Exercise directions: Where does the string "them" appear? Copy every line of the entries below that holds it.

Records:
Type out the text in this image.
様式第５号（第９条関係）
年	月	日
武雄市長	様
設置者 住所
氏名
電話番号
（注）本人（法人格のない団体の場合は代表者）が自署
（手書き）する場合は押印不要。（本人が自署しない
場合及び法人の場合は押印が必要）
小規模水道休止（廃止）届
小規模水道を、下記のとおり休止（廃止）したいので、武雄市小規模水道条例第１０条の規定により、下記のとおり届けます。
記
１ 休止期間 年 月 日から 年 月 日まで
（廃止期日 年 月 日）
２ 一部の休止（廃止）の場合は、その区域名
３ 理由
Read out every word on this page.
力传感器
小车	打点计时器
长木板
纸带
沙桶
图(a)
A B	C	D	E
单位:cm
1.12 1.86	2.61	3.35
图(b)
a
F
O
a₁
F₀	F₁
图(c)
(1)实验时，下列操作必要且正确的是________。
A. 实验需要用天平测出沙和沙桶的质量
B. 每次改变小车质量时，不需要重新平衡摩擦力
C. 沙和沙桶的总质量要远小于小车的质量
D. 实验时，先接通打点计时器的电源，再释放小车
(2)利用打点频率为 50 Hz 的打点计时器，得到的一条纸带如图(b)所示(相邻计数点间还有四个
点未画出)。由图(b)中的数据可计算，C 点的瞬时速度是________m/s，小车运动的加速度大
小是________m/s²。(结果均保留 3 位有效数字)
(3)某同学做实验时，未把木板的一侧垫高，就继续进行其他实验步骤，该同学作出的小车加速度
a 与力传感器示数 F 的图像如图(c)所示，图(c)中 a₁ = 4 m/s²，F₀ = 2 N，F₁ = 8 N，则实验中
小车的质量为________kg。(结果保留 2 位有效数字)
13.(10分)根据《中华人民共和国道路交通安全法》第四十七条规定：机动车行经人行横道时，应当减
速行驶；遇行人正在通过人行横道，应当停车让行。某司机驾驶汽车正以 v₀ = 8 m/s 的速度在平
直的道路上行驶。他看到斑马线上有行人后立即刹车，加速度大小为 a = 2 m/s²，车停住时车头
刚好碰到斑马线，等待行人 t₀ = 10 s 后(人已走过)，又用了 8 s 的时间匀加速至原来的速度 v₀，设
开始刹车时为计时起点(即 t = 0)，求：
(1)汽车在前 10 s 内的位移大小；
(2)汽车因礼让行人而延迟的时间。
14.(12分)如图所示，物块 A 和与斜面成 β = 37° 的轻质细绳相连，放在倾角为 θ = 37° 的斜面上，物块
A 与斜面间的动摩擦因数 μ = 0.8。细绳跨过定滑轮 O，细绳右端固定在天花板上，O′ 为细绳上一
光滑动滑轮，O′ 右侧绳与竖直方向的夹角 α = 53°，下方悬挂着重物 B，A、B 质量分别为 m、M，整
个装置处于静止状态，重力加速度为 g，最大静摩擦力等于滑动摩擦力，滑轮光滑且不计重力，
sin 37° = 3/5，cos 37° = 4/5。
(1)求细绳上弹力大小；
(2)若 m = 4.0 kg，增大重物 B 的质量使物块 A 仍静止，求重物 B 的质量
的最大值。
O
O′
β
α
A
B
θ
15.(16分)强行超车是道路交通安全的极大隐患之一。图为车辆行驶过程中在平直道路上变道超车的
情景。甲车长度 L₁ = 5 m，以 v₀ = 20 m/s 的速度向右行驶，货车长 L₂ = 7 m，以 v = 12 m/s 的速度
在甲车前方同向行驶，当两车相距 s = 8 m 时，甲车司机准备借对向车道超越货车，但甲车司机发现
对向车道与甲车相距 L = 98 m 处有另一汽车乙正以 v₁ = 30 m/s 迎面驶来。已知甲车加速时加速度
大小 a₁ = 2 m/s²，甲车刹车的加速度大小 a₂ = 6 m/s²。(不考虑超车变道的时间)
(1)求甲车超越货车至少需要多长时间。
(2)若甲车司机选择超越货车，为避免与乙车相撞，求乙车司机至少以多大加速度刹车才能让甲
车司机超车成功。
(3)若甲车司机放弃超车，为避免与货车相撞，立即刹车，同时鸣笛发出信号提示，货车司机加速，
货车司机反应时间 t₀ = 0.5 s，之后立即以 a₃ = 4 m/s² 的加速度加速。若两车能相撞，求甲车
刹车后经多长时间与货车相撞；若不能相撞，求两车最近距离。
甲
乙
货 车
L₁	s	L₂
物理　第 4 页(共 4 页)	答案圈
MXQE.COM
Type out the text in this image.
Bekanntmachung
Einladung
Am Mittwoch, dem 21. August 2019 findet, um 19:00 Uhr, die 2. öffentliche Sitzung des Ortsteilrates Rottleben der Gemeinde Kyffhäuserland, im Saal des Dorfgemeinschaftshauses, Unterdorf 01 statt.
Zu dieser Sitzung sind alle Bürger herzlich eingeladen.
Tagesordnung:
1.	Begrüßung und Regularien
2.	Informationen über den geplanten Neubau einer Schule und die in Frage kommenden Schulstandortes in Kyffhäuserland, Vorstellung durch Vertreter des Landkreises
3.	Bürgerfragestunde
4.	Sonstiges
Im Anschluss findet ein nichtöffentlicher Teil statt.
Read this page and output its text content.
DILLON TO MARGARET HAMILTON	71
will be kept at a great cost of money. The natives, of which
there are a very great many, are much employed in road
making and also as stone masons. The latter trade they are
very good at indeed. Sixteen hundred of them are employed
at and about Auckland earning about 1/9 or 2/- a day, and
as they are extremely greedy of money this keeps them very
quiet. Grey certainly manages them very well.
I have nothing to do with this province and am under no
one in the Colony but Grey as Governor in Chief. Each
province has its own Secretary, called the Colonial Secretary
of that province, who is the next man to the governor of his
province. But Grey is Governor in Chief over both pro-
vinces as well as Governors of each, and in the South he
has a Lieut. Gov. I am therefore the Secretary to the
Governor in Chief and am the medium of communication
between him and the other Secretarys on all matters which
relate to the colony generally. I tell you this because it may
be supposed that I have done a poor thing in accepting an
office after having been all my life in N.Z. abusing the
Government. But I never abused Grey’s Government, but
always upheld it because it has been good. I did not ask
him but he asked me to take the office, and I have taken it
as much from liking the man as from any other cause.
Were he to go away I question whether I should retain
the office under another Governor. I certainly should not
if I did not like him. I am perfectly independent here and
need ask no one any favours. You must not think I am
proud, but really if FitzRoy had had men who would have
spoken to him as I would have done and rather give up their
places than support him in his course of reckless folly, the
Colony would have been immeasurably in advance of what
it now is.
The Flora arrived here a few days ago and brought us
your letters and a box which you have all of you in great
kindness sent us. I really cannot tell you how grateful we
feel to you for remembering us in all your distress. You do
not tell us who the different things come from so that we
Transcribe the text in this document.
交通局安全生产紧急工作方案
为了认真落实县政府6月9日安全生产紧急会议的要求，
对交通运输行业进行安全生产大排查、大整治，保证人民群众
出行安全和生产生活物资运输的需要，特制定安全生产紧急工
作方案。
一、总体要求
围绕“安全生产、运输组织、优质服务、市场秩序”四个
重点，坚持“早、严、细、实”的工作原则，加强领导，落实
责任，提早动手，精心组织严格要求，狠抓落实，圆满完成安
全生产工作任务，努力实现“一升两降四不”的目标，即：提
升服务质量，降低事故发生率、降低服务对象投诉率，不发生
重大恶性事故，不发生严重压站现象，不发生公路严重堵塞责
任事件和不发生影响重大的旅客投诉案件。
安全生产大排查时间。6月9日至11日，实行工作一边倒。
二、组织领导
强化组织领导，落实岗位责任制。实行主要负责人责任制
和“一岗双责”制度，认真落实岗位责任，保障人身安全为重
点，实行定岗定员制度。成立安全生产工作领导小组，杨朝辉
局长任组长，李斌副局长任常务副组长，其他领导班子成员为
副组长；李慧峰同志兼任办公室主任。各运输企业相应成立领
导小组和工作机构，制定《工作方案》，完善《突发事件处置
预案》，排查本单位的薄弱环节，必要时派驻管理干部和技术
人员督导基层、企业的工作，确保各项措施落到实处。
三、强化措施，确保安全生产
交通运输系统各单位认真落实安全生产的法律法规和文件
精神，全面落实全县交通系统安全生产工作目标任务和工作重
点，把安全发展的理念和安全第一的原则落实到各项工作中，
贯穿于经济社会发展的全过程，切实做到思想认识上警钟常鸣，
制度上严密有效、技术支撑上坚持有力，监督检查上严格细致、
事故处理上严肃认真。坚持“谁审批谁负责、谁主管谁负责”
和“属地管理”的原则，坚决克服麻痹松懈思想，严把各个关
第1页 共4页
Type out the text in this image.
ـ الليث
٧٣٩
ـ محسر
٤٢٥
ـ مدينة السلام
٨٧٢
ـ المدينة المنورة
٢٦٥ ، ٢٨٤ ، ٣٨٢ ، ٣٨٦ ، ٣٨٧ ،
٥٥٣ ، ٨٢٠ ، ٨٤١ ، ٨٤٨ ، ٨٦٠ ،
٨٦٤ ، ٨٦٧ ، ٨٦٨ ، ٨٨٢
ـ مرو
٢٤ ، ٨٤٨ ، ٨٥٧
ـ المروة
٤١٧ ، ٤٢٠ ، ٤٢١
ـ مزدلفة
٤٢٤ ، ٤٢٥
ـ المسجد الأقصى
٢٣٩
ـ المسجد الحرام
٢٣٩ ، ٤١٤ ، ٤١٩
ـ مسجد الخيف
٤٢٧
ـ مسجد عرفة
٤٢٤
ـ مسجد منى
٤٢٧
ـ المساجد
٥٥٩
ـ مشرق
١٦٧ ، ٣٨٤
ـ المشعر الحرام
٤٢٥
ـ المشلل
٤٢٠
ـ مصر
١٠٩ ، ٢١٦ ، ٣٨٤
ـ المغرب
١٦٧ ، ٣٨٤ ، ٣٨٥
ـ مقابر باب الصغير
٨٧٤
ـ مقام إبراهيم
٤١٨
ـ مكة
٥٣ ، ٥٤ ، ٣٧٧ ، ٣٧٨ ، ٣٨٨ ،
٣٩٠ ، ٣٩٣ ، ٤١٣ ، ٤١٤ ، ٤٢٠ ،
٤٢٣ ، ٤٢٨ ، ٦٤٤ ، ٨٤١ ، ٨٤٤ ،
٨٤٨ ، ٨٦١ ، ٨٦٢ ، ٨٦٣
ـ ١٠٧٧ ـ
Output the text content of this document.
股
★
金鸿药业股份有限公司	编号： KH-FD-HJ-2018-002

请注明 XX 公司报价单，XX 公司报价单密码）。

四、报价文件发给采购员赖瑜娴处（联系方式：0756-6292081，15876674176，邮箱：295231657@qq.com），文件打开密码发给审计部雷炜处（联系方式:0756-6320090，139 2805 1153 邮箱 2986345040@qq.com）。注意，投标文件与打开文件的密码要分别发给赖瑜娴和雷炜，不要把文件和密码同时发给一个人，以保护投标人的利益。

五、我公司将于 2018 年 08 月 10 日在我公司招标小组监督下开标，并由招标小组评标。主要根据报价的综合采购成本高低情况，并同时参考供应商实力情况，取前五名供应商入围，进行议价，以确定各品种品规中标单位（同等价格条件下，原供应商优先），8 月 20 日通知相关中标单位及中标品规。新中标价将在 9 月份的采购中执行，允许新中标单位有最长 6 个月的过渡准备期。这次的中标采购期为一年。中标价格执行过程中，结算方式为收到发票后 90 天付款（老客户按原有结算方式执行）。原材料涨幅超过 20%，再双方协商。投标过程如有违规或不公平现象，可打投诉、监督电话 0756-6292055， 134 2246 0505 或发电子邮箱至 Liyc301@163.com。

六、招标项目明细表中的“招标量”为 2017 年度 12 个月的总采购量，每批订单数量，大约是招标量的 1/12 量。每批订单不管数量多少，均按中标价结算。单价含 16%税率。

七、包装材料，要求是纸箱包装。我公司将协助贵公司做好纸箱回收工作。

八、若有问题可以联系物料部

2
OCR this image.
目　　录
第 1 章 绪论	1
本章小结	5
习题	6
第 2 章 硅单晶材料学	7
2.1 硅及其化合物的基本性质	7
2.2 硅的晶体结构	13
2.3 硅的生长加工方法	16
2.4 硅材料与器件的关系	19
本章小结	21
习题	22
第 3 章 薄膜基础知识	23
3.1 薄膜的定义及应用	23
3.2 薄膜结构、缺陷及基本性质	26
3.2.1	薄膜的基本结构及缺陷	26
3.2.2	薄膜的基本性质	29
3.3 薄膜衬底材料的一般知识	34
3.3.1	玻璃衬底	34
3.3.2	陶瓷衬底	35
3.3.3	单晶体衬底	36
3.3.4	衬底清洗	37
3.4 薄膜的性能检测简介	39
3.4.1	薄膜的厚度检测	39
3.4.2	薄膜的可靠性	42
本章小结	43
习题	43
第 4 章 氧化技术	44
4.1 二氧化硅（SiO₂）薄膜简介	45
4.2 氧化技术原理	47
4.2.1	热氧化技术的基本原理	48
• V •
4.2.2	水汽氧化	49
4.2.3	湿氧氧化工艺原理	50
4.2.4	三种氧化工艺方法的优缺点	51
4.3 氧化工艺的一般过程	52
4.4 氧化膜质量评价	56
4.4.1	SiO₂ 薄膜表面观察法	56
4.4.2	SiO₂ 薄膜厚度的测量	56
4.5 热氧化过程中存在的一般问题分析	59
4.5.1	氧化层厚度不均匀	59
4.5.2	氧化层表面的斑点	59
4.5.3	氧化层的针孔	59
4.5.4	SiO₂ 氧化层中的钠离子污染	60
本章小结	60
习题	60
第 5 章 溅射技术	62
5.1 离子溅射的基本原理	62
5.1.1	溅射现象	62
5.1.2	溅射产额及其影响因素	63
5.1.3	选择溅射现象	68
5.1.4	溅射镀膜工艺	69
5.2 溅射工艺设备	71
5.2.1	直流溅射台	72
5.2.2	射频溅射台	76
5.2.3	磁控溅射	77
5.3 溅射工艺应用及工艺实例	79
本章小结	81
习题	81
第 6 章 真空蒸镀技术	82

Solved exercise:
very good at indeed. Sixteen hundred of them are employed
as they are extremely greedy of money this keeps them very
quiet. Grey certainly manages them very well.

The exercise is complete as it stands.